* **TASK**
Make an exact copy of all the entries, with the pictures left out.

* **EXCERPTED RECORDS**

***

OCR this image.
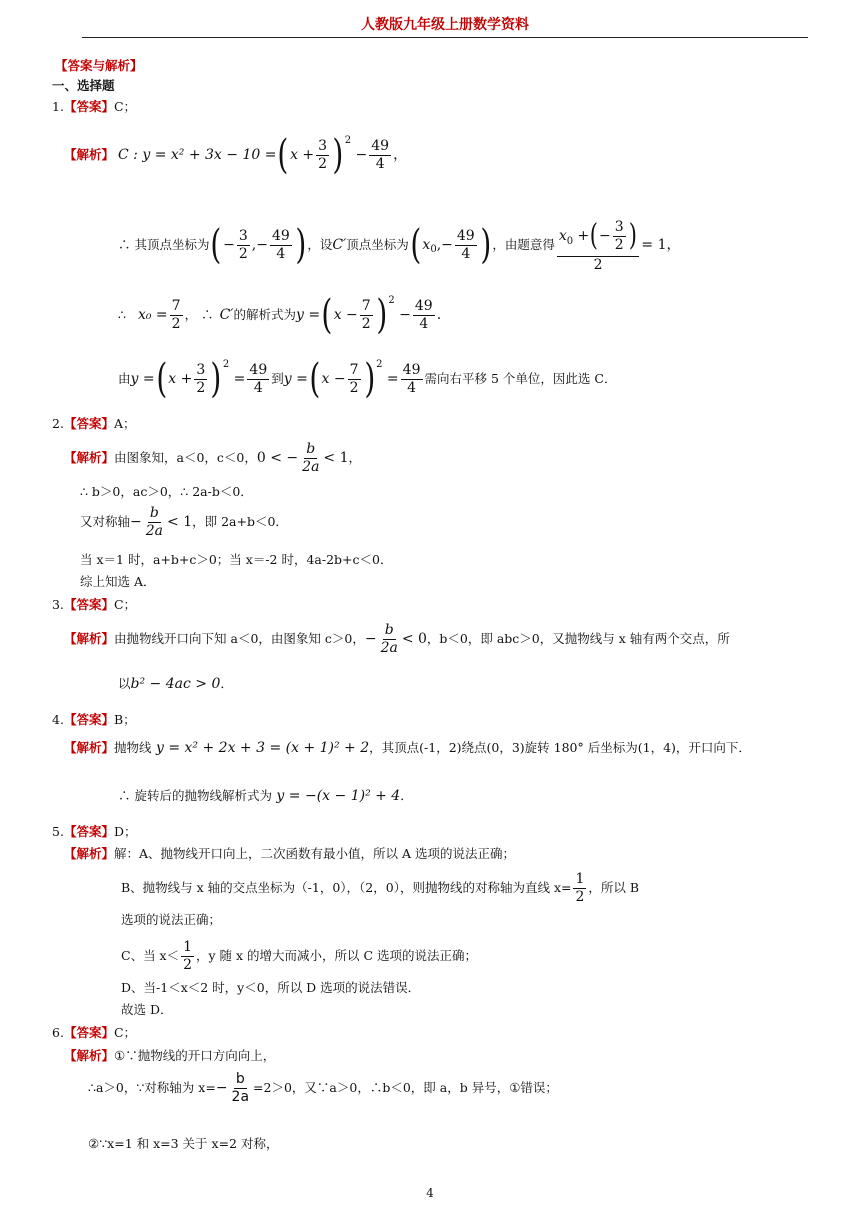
人教版九年级上册数学资料
【答案与解析】
一、选择题
1. 【答案】 C；
【解析】 C : y = x² + 3x − 10 = ( $x + \frac{3}{2}$ ) 2

− $\frac{49}{4}$ ，
∴ 其顶点坐标为 ( − $\frac{3}{2}$ ,− $\frac{49}{4}$ ) ，设 C′ 顶点坐标为 ( x 0 ,− $\frac{49}{4}$ ) ，由题意得 $\frac{x 0 + ( - \frac{3}{2} )}{2} = 1$，
∴ $x_0 = \frac{7}{2}$ ， ∴ C′ 的解析式为 y = ( $x - \frac{7}{2}$ ) 2
− $\frac{49}{4}$ .
由 y = ( $x + \frac{3}{2}$ ) 2
= $\frac{49}{4}$ 到 y = ( $x - \frac{7}{2}$ ) 2
= $\frac{49}{4}$ 需向右平移 5 个单位，因此选 C．
2. 【答案】 A；
【解析】 由图象知，a＜0，c＜0， 0 < − $\frac{b}{2a} < 1$ ，
∴ b＞0，ac＞0，∴ 2a-b＜0．
又对称轴 − $\frac{b}{2a} < 1$ ，即 2a+b＜0．
当 x＝1 时，a+b+c＞0；当 x＝-2 时，4a-2b+c＜0．
综上知选 A．
3. 【答案】 C；
【解析】 由抛物线开口向下知 a＜0，由图象知 c＞0， − $\frac{b}{2a} < 0$ ，b＜0，即 abc＞0，又抛物线与 x 轴有两个交点，所
以 b² − 4ac > 0 ．
4. 【答案】 B；
【解析】 抛物线 y = x² + 2x + 3 = (x + 1)² + 2 ，其顶点(-1，2)绕点(0，3)旋转 180° 后坐标为(1，4)，开口向下．
∴ 旋转后的抛物线解析式为 y = −(x − 1)² + 4 ．
5. 【答案】 D；
【解析】 解：A、抛物线开口向上，二次函数有最小值，所以 A 选项的说法正确；
B、抛物线与 x 轴的交点坐标为（-1，0），（2，0），则抛物线的对称轴为直线 $x= \frac{1}{2}$ ，所以 B
选项的说法正确；
C、当 $x< \frac{1}{2}$ ，y 随 x 的增大而减小，所以 C 选项的说法正确；
D、当-1＜x＜2 时，y＜0，所以 D 选项的说法错误．
故选 D．
6. 【答案】 C；
【解析】 ① ∵抛物线的开口方向向上，
∴a＞0，∵对称轴为 $x= - \frac{b}{2a} =2>0$，又∵a＞0，∴b＜0，即 a，b 异号， ① 错误；
② ∵x=1 和 x=3 关于 x=2 对称，
4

***

* **COMPLETED EXERCISE**
OCR this image.
人教版九年级上册数学资料
【答案与解析】
一、选择题
1. 【答案】 C；
【解析】 C : y = x² + 3x − 10 = ( $x + \frac{3}{2}$ ) 2

− $\frac{49}{4}$ ，
∴ 其顶点坐标为 ( − $\frac{3}{2}$ ,− $\frac{49}{4}$ ) ，设 C′ 顶点坐标为 ( x 0 ,− $\frac{49}{4}$ ) ，由题意得 $\frac{x 0 + ( - \frac{3}{2} )}{2} = 1$，
∴ $x_0 = \frac{7}{2}$ ， ∴ C′ 的解析式为 y = ( $x - \frac{7}{2}$ ) 2
− $\frac{49}{4}$ .
由 y = ( $x + \frac{3}{2}$ ) 2
= $\frac{49}{4}$ 到 y = ( $x - \frac{7}{2}$ ) 2
= $\frac{49}{4}$ 需向右平移 5 个单位，因此选 C．
2. 【答案】 A；
【解析】 由图象知，a＜0，c＜0， 0 < − $\frac{b}{2a} < 1$ ，
∴ b＞0，ac＞0，∴ 2a-b＜0．
又对称轴 − $\frac{b}{2a} < 1$ ，即 2a+b＜0．
当 x＝1 时，a+b+c＞0；当 x＝-2 时，4a-2b+c＜0．
综上知选 A．
3. 【答案】 C；
【解析】 由抛物线开口向下知 a＜0，由图象知 c＞0， − $\frac{b}{2a} < 0$ ，b＜0，即 abc＞0，又抛物线与 x 轴有两个交点，所
以 b² − 4ac > 0 ．
4. 【答案】 B；
【解析】 抛物线 y = x² + 2x + 3 = (x + 1)² + 2 ，其顶点(-1，2)绕点(0，3)旋转 180° 后坐标为(1，4)，开口向下．
∴ 旋转后的抛物线解析式为 y = −(x − 1)² + 4 ．
5. 【答案】 D；
【解析】 解：A、抛物线开口向上，二次函数有最小值，所以 A 选项的说法正确；
B、抛物线与 x 轴的交点坐标为（-1，0），（2，0），则抛物线的对称轴为直线 $x= \frac{1}{2}$ ，所以 B
选项的说法正确；
C、当 $x< \frac{1}{2}$ ，y 随 x 的增大而减小，所以 C 选项的说法正确；
D、当-1＜x＜2 时，y＜0，所以 D 选项的说法错误．
故选 D．
6. 【答案】 C；
【解析】 ① ∵抛物线的开口方向向上，
∴a＞0，∵对称轴为 $x= - \frac{b}{2a} =2>0$，又∵a＞0，∴b＜0，即 a，b 异号， ① 错误；
② ∵x=1 和 x=3 关于 x=2 对称，
4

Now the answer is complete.